▽
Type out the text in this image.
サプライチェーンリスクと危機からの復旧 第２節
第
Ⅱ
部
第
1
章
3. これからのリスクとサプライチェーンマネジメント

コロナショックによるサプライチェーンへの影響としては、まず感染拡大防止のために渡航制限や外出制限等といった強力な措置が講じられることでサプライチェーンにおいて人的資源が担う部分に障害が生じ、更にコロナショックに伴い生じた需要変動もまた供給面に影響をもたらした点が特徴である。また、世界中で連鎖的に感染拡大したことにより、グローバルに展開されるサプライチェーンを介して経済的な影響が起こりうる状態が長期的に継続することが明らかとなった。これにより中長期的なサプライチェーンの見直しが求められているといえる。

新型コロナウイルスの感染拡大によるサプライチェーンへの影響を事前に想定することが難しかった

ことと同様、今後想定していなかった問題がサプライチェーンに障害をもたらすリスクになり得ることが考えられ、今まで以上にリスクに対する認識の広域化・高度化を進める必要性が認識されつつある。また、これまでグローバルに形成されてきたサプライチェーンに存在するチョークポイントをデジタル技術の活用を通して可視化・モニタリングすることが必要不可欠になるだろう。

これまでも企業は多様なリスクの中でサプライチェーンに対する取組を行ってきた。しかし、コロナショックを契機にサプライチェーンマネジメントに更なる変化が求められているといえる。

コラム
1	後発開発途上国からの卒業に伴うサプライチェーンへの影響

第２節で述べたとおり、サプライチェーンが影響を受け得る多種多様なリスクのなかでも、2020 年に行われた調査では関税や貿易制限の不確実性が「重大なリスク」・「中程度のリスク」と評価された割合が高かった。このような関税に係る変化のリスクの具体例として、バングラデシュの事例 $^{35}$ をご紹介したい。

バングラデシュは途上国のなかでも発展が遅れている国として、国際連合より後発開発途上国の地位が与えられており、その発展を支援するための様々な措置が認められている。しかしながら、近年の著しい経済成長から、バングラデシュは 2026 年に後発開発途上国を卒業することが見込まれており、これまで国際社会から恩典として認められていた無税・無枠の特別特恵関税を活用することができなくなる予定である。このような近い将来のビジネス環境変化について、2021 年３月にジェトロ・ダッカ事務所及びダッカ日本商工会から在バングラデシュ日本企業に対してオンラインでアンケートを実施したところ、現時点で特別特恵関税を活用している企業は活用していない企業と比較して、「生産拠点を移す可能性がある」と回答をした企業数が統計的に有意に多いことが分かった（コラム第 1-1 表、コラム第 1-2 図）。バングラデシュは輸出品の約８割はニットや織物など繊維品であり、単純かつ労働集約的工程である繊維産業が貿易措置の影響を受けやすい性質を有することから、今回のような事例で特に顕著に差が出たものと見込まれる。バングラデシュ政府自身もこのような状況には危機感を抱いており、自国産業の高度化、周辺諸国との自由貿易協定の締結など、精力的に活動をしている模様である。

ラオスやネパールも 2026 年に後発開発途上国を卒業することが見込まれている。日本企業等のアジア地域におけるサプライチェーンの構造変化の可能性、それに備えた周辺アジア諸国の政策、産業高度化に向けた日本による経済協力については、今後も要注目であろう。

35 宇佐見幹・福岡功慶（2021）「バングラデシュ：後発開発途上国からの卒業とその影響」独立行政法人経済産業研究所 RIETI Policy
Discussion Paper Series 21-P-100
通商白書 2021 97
△
▽
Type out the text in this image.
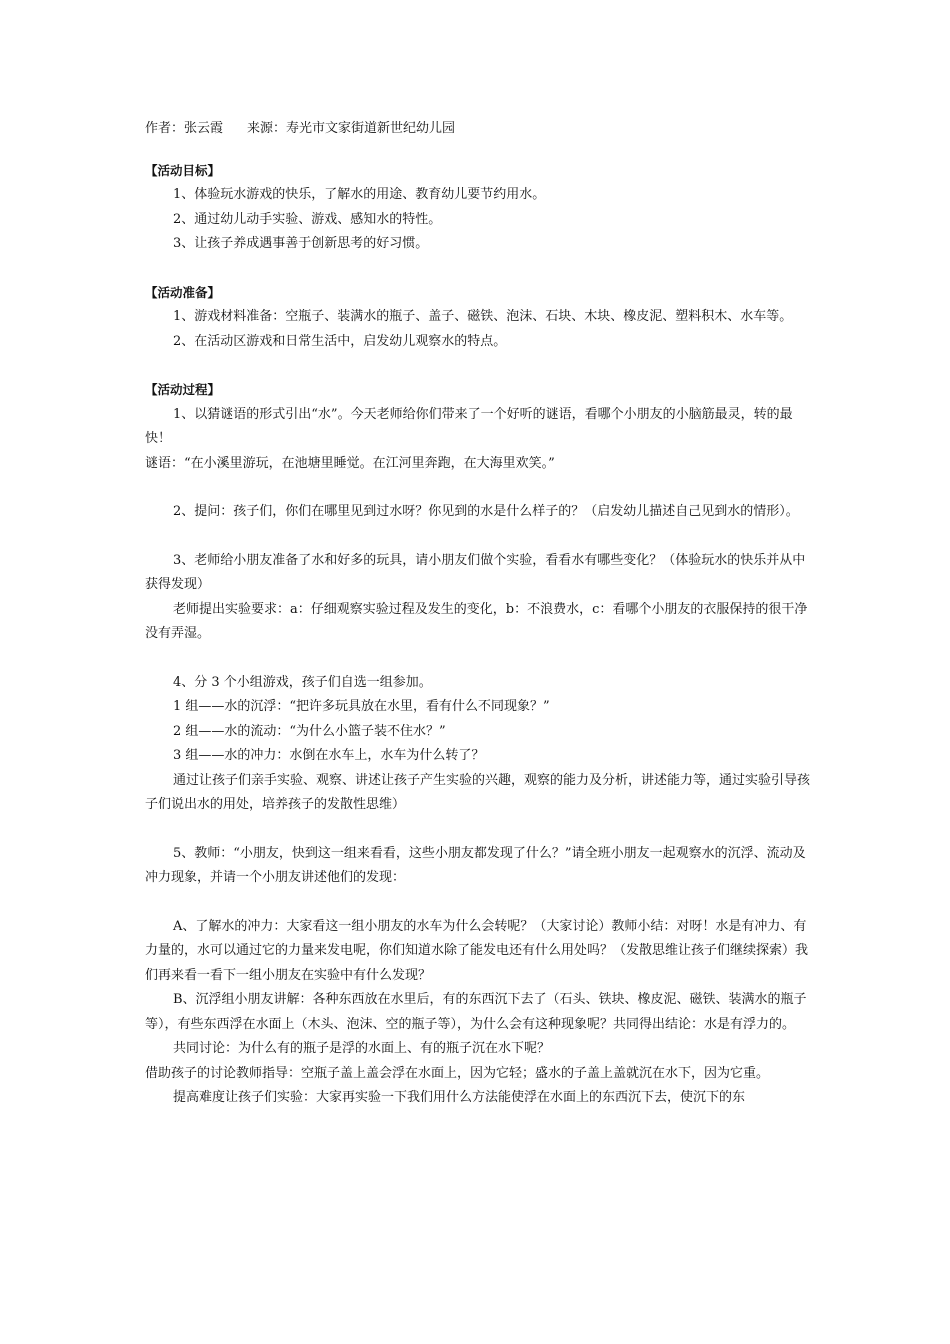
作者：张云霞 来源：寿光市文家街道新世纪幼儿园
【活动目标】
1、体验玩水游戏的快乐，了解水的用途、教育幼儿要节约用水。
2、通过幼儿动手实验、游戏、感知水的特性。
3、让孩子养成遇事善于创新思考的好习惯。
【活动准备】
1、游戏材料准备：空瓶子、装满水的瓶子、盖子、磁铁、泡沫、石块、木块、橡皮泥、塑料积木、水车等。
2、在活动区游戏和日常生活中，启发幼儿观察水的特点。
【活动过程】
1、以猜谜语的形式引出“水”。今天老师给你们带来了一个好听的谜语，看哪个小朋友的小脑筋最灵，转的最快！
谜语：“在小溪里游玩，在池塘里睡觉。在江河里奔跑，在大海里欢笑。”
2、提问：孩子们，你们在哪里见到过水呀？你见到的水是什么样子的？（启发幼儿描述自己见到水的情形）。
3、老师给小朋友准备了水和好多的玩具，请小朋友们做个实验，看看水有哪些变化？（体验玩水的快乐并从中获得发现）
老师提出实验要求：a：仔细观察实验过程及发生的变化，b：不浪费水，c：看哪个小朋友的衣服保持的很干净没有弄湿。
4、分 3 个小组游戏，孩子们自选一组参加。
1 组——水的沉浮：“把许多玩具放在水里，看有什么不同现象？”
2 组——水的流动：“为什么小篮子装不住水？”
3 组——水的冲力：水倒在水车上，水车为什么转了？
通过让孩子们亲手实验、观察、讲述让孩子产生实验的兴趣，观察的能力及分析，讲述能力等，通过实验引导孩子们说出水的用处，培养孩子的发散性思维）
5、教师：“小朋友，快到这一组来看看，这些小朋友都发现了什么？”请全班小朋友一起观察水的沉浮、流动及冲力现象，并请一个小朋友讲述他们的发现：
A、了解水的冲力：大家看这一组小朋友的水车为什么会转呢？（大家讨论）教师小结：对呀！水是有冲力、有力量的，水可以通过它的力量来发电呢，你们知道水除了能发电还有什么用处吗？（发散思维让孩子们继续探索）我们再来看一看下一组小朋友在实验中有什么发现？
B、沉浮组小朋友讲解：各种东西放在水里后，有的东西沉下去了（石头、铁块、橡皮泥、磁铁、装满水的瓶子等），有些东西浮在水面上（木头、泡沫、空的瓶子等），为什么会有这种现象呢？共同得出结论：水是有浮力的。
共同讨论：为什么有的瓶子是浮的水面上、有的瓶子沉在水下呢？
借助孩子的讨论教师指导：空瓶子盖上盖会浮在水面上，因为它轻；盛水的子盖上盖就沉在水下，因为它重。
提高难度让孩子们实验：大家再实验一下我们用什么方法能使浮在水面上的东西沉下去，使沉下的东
△
▽
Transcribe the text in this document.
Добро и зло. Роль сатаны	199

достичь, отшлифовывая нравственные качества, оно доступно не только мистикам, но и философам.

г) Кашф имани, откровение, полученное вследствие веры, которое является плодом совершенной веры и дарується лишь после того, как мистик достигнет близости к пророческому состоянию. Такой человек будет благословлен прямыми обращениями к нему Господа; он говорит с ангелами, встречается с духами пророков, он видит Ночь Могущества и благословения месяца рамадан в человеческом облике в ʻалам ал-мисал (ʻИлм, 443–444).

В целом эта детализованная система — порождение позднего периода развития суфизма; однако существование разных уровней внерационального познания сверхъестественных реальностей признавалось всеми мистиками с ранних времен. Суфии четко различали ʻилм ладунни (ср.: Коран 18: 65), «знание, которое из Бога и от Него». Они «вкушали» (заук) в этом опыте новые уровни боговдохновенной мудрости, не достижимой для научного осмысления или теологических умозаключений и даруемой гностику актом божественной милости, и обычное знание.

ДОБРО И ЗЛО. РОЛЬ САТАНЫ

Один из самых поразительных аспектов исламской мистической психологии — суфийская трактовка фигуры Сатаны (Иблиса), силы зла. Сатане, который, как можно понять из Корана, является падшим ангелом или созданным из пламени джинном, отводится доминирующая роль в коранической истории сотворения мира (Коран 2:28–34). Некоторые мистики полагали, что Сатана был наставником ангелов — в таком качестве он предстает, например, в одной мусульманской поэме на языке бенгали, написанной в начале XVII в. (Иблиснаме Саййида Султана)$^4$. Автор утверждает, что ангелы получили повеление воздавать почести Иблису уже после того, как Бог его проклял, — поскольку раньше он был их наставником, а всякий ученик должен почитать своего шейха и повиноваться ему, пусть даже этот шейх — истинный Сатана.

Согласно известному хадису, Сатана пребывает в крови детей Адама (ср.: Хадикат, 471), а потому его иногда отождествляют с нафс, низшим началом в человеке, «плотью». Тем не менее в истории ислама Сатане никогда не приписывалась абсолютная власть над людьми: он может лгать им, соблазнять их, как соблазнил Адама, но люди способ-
△
> PROBLEM STATEMENT: Pull out every line of the records above that contains the word "после".

> FULL ANSWER:
г) Кашф имани, откровение, полученное вследствие веры, которое является плодом совершенной веры и дарується лишь после того, как мистик достигнет близости к пророческому состоянию. Такой человек будет благословлен прямыми обращениями к нему Господа; он говорит с ангелами, встречается с духами пророков, он видит Ночь Могущества и благословения месяца рамадан в человеческом облике в ʻалам ал-мисал (ʻИлм, 443–444).
Один из самых поразительных аспектов исламской мистической психологии — суфийская трактовка фигуры Сатаны (Иблиса), силы зла. Сатане, который, как можно понять из Корана, является падшим ангелом или созданным из пламени джинном, отводится доминирующая роль в коранической истории сотворения мира (Коран 2:28–34). Некоторые мистики полагали, что Сатана был наставником ангелов — в таком качестве он предстает, например, в одной мусульманской поэме на языке бенгали, написанной в начале XVII в. (Иблиснаме Саййида Султана)$^4$. Автор утверждает, что ангелы получили повеление воздавать почести Иблису уже после того, как Бог его проклял, — поскольку раньше он был их наставником, а всякий ученик должен почитать своего шейха и повиноваться ему, пусть даже этот шейх — истинный Сатана.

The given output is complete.